§ **WHAT TO DO**:
1. From the article on the credit-card interest cap, set down the passage starting with "More than a" and going on through "immediately — and forcefully.".
2. Answer these from the article on the credit-card interest cap:
(a) What rate did Trump propose as the cap, and for how long?
(b) Which group represents banks and payment networks?
(c) About what share of open credit-card accounts are tied to credit scores below 740?
3. Write what comes next in the article on the credit-card interest cap, picking up after its last paragraph.

§ **EXCERPTED TEXT**:
----

The Price Cap Trap
The Price Cap Trap
President Trump has a knack for putting his finger on real pain points — and then setting off alarms across the financial system. His latest idea does both.
More than a week ago, Trump called for a one-year cap on credit-card interest rates at 10%, starting today, Jan. 20.

(As of now, the 10% cap remains a proposal and political initiative — not a binding policy or law.)
The idea seems straightforward: With Americans squeezed by high borrowing costs, Washington should step in and force relief. With many credit cards charging interest rates well above 20%, the proposal hits a cost-of-living nerve.
For its part, the banking industry responded immediately — and forcefully.
Financial institutions warn that a hard cap would not simply lower rates. It would dramatically shrink access to credit.
The Electronic Payments Coalition (EPC), which represents banks and payment networks, says that under a 10% cap, credit cards would become economically unviable for most borrowers outside the top tier.
According to the group's analysis, accounts tied to credit scores below 740 — around 82–88% of all open credit-card accounts — would likely be closed or severely restricted.
“A one-size-fits-all government price cap may sound appealing,” EPC Executive Chairman Richard Hunt says, “but it wouldn't help Americans — it would do the exact opposite, harming families, limiting opportunity and weakening our economy.”

----

(Extracted records)
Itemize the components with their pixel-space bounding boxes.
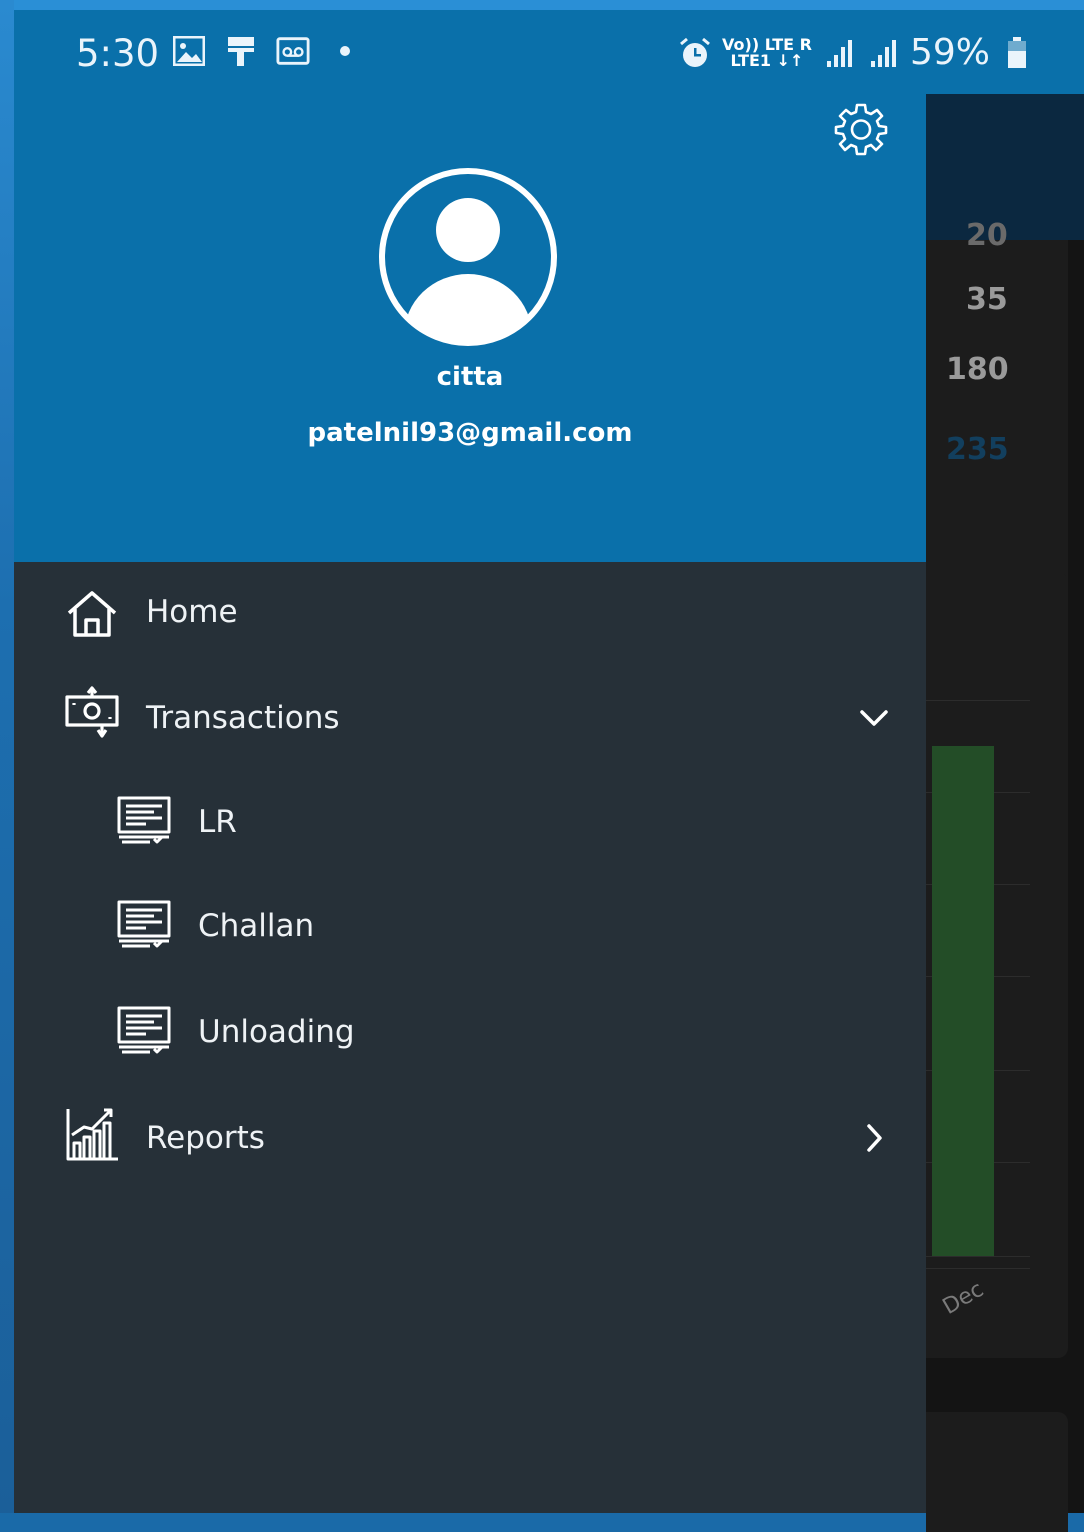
- network-type-indicator: Vo)) LTE R LTE1 ↓↑: [722, 34, 812, 70]
- battery-percentage: 59%: [909, 32, 990, 73]
- gallery-icon: [172, 34, 206, 68]
- battery-icon: [1000, 36, 1034, 70]
- background-value: 35: [966, 282, 1008, 317]
- background-value: 235: [946, 432, 1009, 467]
- settings-button[interactable]: [832, 102, 890, 160]
- alarm-icon: [678, 36, 712, 70]
- chart-gridline: [926, 1256, 1030, 1257]
- device-frame-left: [0, 0, 14, 1513]
- drawer-header: citta patelnil93@gmail.com: [14, 94, 926, 562]
- status-icons-right: Vo)) LTE R LTE1 ↓↑ 59%: [678, 32, 1034, 73]
- status-bar: 5:30 Vo)) LTE R LTE1 ↓↑ 59%: [14, 10, 1084, 94]
- menu-label-transactions: Transactions: [146, 700, 340, 736]
- menu-item-transactions[interactable]: Transactions: [14, 666, 926, 766]
- paint-roller-icon: [224, 34, 258, 68]
- chart-gridline: [926, 1268, 1030, 1269]
- menu-label-unloading: Unloading: [198, 1014, 355, 1050]
- menu-item-challan[interactable]: Challan: [14, 878, 926, 978]
- background-card: [926, 1412, 1068, 1532]
- status-time: 5:30: [76, 32, 160, 75]
- chevron-right-icon[interactable]: [856, 1120, 892, 1156]
- menu-item-lr[interactable]: LR: [14, 772, 926, 872]
- document-list-icon: [116, 896, 172, 952]
- chevron-down-icon[interactable]: [856, 700, 892, 736]
- menu-item-home[interactable]: Home: [14, 562, 926, 662]
- money-transfer-icon: [64, 684, 120, 740]
- status-icons-left: [172, 34, 362, 68]
- chart-gridline: [926, 700, 1030, 701]
- user-email: patelnil93@gmail.com: [307, 418, 633, 448]
- device-frame-top: [0, 0, 1084, 10]
- avatar[interactable]: [377, 166, 559, 348]
- dot-icon: [328, 34, 362, 68]
- menu-item-unloading[interactable]: Unloading: [14, 982, 926, 1082]
- document-list-icon: [116, 1002, 172, 1058]
- user-name: citta: [436, 362, 504, 392]
- bar-chart-icon: [64, 1106, 120, 1162]
- signal-roaming-icon: [822, 36, 856, 70]
- voicemail-icon: [276, 34, 310, 68]
- menu-label-lr: LR: [198, 804, 237, 840]
- navigation-drawer: citta patelnil93@gmail.com Home Transact…: [14, 94, 926, 1513]
- signal-icon: [866, 36, 900, 70]
- gear-icon: [833, 101, 889, 161]
- menu-item-reports[interactable]: Reports: [14, 1088, 926, 1188]
- menu-label-challan: Challan: [198, 908, 315, 944]
- menu-label-reports: Reports: [146, 1120, 265, 1156]
- menu-label-home: Home: [146, 594, 238, 630]
- home-icon: [64, 586, 120, 642]
- background-chart-bar: [932, 746, 994, 1256]
- background-value: 180: [946, 352, 1009, 387]
- background-app: 20 35 180 235 Dec: [926, 94, 1084, 1532]
- background-values-card: 20 35 180 235: [926, 218, 1068, 612]
- background-partial-value: 20: [966, 218, 1008, 253]
- document-list-icon: [116, 792, 172, 848]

----

§ **PER-TASK OUTPUTS**:
1.
More than a week ago, Trump called for a one-year cap on credit-card interest rates at 10%, starting today, Jan. 20.

(As of now, the 10% cap remains a proposal and political initiative — not a binding policy or law.)
The idea seems straightforward: With Americans squeezed by high borrowing costs, Washington should step in and force relief. With many credit cards charging interest rates well above 20%, the proposal hits a cost-of-living nerve.
For its part, the banking industry responded immediately — and forcefully.

2.
(a) 10%, for one year.
(b) The Electronic Payments Coalition (EPC).
(c) Around 82–88%.

3.
That claim sounds self-serving, but the mechanics behind it are real.
Credit cards are unsecured loans. There's no collateral backing them.
The interest rate compensates lenders for default risk, fraud and the reality that many cardholders revolve balances for long periods while making only minimum payments.
Credit card APRs hit 25.2% in 2024 — the highest since 2015, according to the Consumer Financial Protection Bureau. And more cardholders are making only minimum payments, a sign that households are stretched thin and lenders are getting nervous.
Trump's argument is that a rate cap would reverse that dynamic — lowering costs for consumers, boosting spending and improving affordability.
But Paradigm's macro expert Jim Rickards says history offers a blunt warning.
“In 1980, during the last year of Jimmy Carter's presidency, inflation and interest rates seemed out of control,” Jim explains.
“Inflation had been building since the late 1960s, but in 1980 it reached 13.5%… Interest rates reached an almost record high of 20%.
“On March 14, 1980, seven months before the election, Carter announced the authorization of credit controls,” Jim says.
The theory was simple: restrict borrowing, cool demand, bring inflation down. The result was the opposite.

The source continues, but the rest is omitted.